▶ [Activity] Find all the lines in the entries below that hold the word "label" and copy them.
Entries supplied Block Start
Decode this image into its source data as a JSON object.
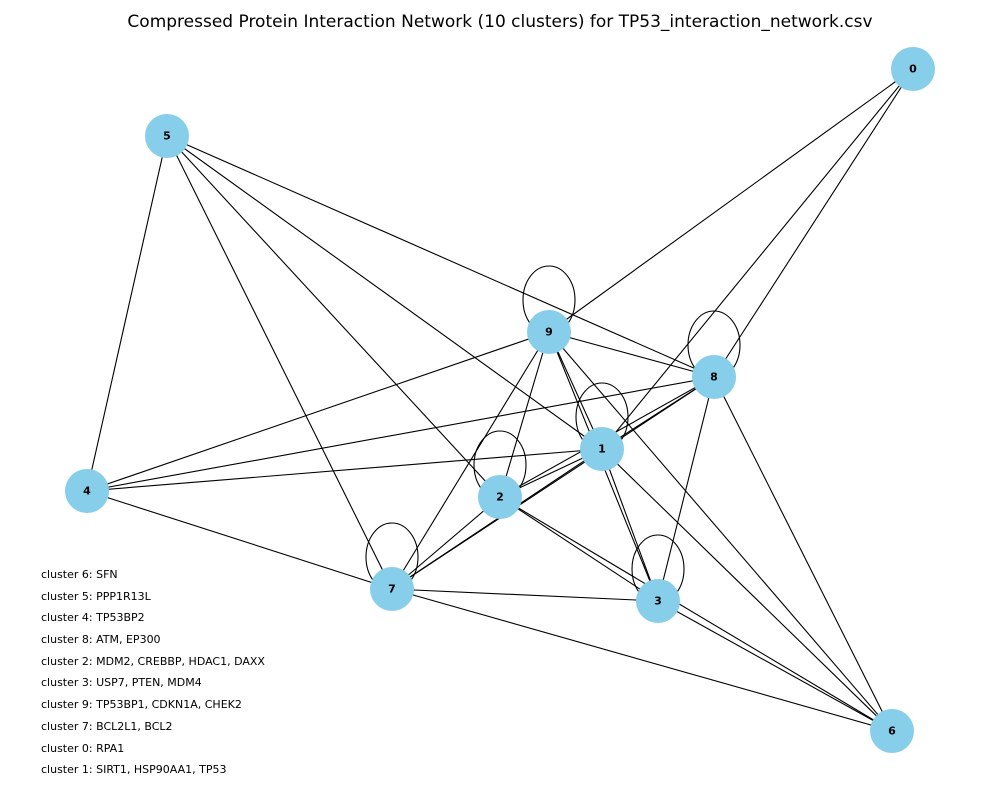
{
  "title": "Compressed Protein Interaction Network (10 clusters) for TP53_interaction_network.csv",
  "node_color": "#87ceeb",
  "edge_color": "#000000",
  "nodes": [
    {
      "id": "0",
      "label": "0"
    },
    {
      "id": "1",
      "label": "1"
    },
    {
      "id": "2",
      "label": "2"
    },
    {
      "id": "3",
      "label": "3"
    },
    {
      "id": "4",
      "label": "4"
    },
    {
      "id": "5",
      "label": "5"
    },
    {
      "id": "6",
      "label": "6"
    },
    {
      "id": "7",
      "label": "7"
    },
    {
      "id": "8",
      "label": "8"
    },
    {
      "id": "9",
      "label": "9"
    }
  ],
  "edges": [
    [
      "0",
      "9"
    ],
    [
      "0",
      "1"
    ],
    [
      "0",
      "8"
    ],
    [
      "5",
      "4"
    ],
    [
      "5",
      "7"
    ],
    [
      "5",
      "2"
    ],
    [
      "5",
      "1"
    ],
    [
      "5",
      "8"
    ],
    [
      "9",
      "8"
    ],
    [
      "9",
      "4"
    ],
    [
      "9",
      "7"
    ],
    [
      "9",
      "2"
    ],
    [
      "9",
      "1"
    ],
    [
      "9",
      "3"
    ],
    [
      "9",
      "6"
    ],
    [
      "8",
      "4"
    ],
    [
      "8",
      "1"
    ],
    [
      "8",
      "2"
    ],
    [
      "8",
      "7"
    ],
    [
      "8",
      "3"
    ],
    [
      "8",
      "6"
    ],
    [
      "1",
      "4"
    ],
    [
      "1",
      "2"
    ],
    [
      "1",
      "7"
    ],
    [
      "1",
      "3"
    ],
    [
      "1",
      "6"
    ],
    [
      "2",
      "7"
    ],
    [
      "2",
      "3"
    ],
    [
      "2",
      "6"
    ],
    [
      "4",
      "7"
    ],
    [
      "7",
      "3"
    ],
    [
      "7",
      "6"
    ],
    [
      "3",
      "6"
    ]
  ],
  "self_loops": [
    "9",
    "8",
    "1",
    "2",
    "7",
    "3"
  ],
  "legend": [
    "cluster 6: SFN",
    "cluster 5: PPP1R13L",
    "cluster 4: TP53BP2",
    "cluster 8: ATM, EP300",
    "cluster 2: MDM2, CREBBP, HDAC1, DAXX",
    "cluster 3: USP7, PTEN, MDM4",
    "cluster 9: TP53BP1, CDKN1A, CHEK2",
    "cluster 7: BCL2L1, BCL2",
    "cluster 0: RPA1",
    "cluster 1: SIRT1, HSP90AA1, TP53"
  ]
}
Entries supplied Block End
▶ [Response area]
      "label": "0"
      "label": "1"
      "label": "2"
      "label": "3"
      "label": "4"
      "label": "5"
      "label": "6"
      "label": "7"
      "label": "8"
      "label": "9"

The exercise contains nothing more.